- Problem to solve
Transcribe word for word the lines spanning the line with "Transcribe this image's" through the end of the records.

===============

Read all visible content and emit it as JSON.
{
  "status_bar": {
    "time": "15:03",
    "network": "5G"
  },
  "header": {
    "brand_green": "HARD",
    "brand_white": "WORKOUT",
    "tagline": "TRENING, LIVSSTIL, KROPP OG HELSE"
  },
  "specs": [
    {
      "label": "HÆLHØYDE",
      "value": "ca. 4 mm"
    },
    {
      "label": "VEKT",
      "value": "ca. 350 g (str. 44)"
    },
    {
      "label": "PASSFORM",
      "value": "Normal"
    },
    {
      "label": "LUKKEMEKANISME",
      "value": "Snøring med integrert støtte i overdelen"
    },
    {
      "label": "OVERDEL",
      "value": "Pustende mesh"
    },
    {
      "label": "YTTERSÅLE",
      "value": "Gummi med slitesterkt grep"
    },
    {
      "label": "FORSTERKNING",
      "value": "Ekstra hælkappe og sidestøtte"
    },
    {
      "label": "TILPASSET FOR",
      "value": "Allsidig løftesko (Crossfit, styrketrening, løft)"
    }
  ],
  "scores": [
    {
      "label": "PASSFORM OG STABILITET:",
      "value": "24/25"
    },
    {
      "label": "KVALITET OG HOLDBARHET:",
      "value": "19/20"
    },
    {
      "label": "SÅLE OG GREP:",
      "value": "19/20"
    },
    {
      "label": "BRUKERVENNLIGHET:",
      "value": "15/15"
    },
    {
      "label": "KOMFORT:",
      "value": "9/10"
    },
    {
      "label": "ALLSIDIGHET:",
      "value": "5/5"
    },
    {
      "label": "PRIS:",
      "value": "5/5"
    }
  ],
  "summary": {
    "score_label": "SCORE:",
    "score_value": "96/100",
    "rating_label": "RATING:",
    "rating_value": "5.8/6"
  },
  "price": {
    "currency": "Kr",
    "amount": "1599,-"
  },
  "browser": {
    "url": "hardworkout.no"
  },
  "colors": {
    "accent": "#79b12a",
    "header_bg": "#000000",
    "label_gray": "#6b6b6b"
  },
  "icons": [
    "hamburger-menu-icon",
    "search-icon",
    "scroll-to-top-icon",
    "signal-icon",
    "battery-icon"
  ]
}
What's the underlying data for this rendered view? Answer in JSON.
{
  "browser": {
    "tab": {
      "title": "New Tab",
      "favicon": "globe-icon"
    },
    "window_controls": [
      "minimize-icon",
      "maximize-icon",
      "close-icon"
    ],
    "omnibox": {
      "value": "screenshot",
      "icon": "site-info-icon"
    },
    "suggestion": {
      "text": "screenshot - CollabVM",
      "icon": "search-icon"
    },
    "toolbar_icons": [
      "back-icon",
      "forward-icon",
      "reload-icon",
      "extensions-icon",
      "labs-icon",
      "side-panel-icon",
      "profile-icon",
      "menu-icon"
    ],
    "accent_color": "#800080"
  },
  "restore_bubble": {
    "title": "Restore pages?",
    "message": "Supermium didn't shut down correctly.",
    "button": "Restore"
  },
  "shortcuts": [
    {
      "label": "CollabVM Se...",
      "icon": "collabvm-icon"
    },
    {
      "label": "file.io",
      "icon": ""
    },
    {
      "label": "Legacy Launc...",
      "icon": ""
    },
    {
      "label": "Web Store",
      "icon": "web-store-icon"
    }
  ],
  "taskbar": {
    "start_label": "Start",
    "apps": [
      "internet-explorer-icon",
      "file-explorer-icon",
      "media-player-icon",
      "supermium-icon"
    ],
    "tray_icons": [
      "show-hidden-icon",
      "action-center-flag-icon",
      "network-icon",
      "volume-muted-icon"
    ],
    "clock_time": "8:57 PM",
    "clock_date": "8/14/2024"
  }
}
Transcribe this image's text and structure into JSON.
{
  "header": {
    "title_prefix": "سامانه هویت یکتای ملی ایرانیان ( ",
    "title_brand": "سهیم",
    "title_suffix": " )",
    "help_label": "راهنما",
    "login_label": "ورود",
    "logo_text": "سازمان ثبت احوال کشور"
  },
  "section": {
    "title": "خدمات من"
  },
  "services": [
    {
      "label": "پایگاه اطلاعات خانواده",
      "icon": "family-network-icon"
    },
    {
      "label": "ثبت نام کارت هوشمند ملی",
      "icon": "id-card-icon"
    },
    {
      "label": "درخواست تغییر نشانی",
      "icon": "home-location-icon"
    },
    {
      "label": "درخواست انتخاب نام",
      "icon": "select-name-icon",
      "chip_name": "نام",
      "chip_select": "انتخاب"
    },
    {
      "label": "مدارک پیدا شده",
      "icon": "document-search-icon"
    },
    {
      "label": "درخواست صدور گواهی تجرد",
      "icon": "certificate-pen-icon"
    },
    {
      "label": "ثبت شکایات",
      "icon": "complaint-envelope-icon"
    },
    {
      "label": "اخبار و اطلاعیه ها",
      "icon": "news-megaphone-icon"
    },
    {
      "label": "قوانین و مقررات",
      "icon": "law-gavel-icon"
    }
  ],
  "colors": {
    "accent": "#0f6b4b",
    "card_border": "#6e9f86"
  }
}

===============

- Response to the task
Transcribe this image's text and structure into JSON.
{
  "header": {
    "title_prefix": "سامانه هویت یکتای ملی ایرانیان ( ",
    "title_brand": "سهیم",
    "title_suffix": " )",
    "help_label": "راهنما",
    "login_label": "ورود",
    "logo_text": "سازمان ثبت احوال کشور"
  },
  "section": {
    "title": "خدمات من"
  },
  "services": [
    {
      "label": "پایگاه اطلاعات خانواده",
      "icon": "family-network-icon"
    },
    {
      "label": "ثبت نام کارت هوشمند ملی",
      "icon": "id-card-icon"
    },
    {
      "label": "درخواست تغییر نشانی",
      "icon": "home-location-icon"
    },
    {
      "label": "درخواست انتخاب نام",
      "icon": "select-name-icon",
      "chip_name": "نام",
      "chip_select": "انتخاب"
    },
    {
      "label": "مدارک پیدا شده",
      "icon": "document-search-icon"
    },
    {
      "label": "درخواست صدور گواهی تجرد",
      "icon": "certificate-pen-icon"
    },
    {
      "label": "ثبت شکایات",
      "icon": "complaint-envelope-icon"
    },
    {
      "label": "اخبار و اطلاعیه ها",
      "icon": "news-megaphone-icon"
    },
    {
      "label": "قوانین و مقررات",
      "icon": "law-gavel-icon"
    }
  ],
  "colors": {
    "accent": "#0f6b4b",
    "card_border": "#6e9f86"
  }
}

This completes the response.